[START Task data]

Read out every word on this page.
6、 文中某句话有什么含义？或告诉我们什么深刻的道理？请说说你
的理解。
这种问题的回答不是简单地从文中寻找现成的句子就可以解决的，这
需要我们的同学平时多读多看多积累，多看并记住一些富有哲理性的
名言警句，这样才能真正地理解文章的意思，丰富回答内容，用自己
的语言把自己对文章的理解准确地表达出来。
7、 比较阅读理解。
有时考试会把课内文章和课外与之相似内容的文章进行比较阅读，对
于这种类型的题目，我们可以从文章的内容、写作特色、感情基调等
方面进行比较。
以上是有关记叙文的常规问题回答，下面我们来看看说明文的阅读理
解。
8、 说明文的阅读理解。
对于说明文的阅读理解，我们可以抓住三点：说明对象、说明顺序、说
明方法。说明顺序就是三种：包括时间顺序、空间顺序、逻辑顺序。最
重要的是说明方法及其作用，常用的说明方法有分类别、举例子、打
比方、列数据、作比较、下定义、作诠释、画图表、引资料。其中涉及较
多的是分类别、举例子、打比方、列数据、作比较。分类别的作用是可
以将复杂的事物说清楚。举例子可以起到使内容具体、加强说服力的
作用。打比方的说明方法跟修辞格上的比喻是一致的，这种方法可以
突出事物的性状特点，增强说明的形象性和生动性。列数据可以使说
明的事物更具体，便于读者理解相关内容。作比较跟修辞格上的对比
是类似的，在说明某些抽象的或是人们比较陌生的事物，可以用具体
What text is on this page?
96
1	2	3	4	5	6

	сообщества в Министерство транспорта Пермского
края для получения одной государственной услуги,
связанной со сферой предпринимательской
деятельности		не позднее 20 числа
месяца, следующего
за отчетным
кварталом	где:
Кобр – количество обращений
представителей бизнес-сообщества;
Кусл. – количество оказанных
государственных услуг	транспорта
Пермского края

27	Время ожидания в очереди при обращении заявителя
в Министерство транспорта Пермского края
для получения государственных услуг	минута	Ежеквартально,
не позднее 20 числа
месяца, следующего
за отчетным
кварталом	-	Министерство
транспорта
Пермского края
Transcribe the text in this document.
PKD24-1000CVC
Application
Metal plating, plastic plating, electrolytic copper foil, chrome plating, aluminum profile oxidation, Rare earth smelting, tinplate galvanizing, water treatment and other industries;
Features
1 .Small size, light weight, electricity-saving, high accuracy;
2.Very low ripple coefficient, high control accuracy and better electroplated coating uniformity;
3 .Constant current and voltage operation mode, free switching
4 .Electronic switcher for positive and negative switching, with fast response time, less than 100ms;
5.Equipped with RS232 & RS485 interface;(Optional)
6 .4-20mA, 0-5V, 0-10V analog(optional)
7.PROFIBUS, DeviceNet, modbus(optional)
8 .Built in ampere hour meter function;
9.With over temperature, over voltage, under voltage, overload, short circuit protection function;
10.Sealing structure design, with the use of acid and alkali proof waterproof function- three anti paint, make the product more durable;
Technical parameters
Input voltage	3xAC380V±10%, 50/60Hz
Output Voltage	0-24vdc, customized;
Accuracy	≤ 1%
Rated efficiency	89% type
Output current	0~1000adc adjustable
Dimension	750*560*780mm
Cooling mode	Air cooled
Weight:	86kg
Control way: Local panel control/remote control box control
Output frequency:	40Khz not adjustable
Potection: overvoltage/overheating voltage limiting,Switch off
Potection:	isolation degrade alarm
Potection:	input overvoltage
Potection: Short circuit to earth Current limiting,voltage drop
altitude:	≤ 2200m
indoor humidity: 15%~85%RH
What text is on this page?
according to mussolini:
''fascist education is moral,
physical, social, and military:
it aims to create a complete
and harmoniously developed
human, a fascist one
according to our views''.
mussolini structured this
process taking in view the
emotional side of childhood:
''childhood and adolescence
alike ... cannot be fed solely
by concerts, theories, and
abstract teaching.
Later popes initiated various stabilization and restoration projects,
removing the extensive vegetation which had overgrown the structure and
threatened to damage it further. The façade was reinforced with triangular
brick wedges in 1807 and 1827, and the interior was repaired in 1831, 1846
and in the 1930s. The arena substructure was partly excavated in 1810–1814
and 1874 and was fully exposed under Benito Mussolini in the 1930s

[END Task data]
[START Task data]

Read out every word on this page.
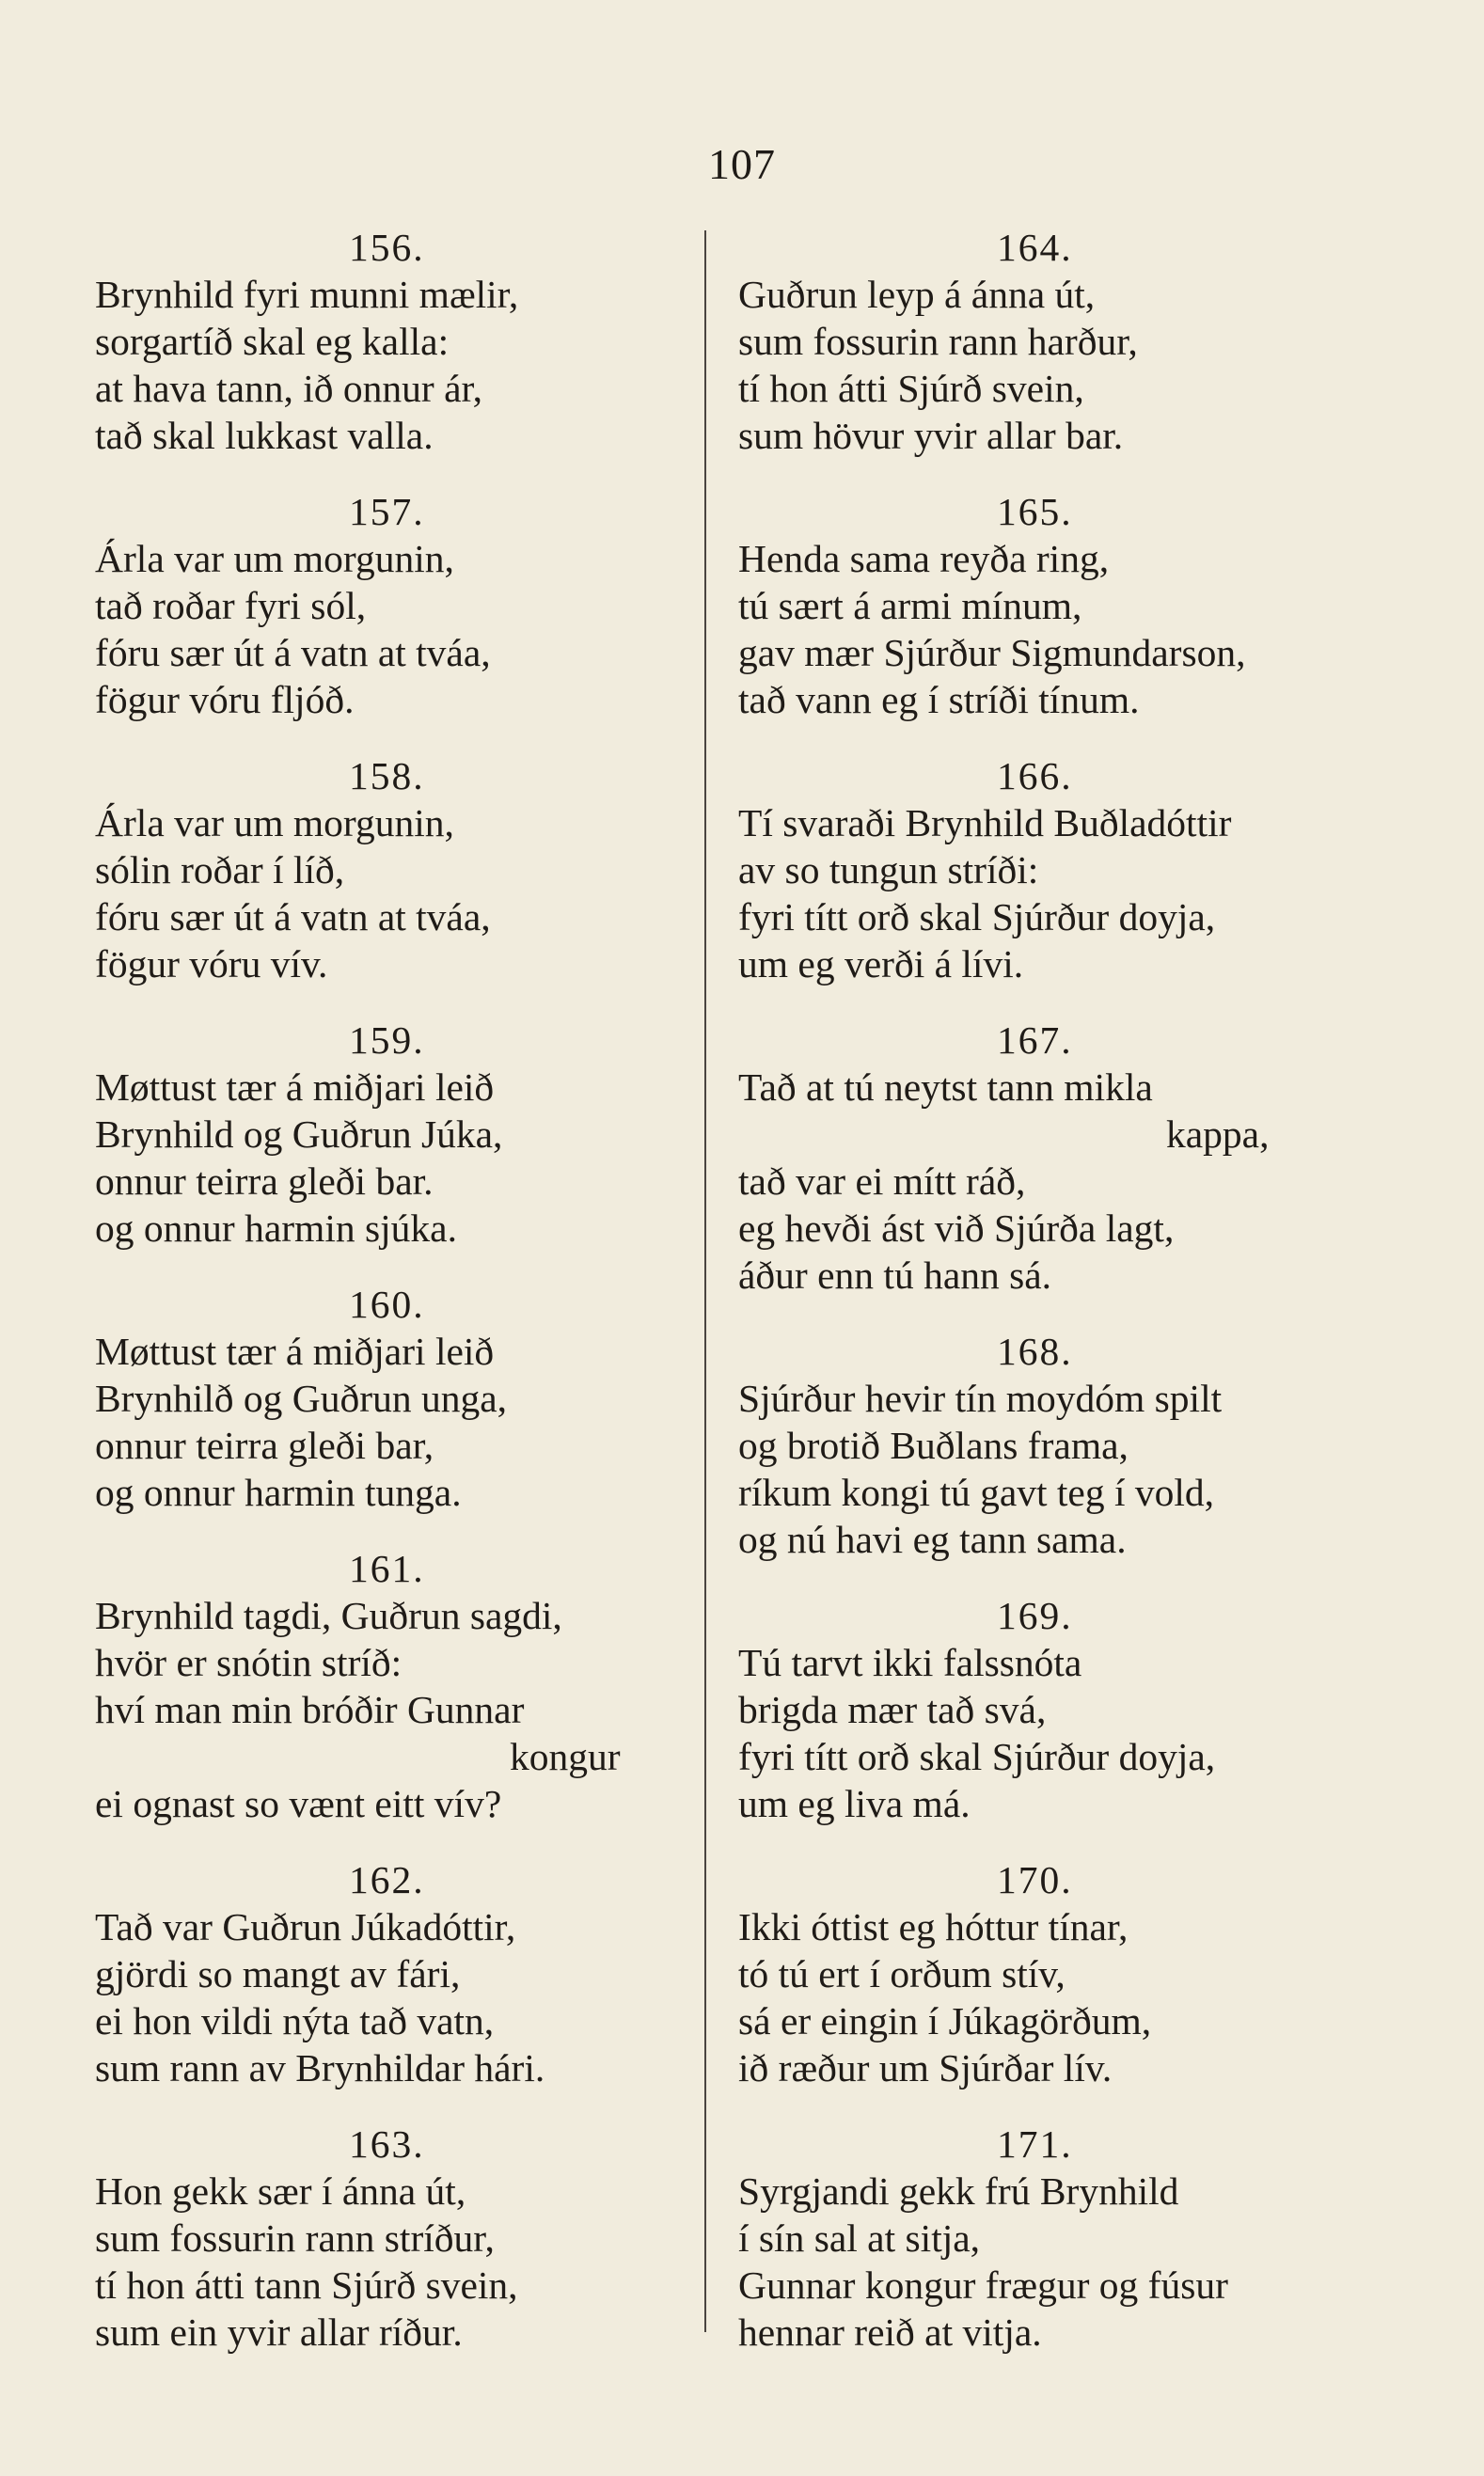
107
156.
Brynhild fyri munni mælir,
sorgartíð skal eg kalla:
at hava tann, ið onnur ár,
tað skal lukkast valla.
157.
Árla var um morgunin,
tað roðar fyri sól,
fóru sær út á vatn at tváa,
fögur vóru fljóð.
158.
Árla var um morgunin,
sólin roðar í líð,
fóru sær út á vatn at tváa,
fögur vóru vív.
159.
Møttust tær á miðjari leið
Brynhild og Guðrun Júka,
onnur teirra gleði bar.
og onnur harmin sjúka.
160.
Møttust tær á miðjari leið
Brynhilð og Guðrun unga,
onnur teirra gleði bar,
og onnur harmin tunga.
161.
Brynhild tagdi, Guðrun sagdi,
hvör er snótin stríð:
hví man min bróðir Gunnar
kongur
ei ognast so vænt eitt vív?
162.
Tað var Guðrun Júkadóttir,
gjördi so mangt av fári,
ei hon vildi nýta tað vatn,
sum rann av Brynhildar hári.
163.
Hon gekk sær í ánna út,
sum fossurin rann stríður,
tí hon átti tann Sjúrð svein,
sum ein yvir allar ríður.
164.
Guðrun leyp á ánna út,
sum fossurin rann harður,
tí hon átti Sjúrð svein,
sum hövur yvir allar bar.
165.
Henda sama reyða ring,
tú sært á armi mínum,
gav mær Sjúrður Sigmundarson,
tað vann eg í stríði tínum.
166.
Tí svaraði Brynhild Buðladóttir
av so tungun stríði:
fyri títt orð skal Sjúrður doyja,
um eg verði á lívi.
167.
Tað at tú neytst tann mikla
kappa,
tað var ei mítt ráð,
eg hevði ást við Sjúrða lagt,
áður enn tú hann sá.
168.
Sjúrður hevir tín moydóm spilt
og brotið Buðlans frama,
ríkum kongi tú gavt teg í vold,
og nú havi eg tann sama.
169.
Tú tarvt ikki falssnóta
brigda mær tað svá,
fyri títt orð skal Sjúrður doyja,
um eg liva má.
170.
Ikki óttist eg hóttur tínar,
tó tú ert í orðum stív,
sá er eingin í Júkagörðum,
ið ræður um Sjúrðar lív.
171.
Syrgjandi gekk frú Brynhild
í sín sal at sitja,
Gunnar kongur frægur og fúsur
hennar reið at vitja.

[END Task data]

Given instruction:
Search the data for the string "tann". List each line that has it.

Output below:
at hava tann, ið onnur ár,
tí hon átti tann Sjúrð svein,
Tað at tú neytst tann mikla
og nú havi eg tann sama.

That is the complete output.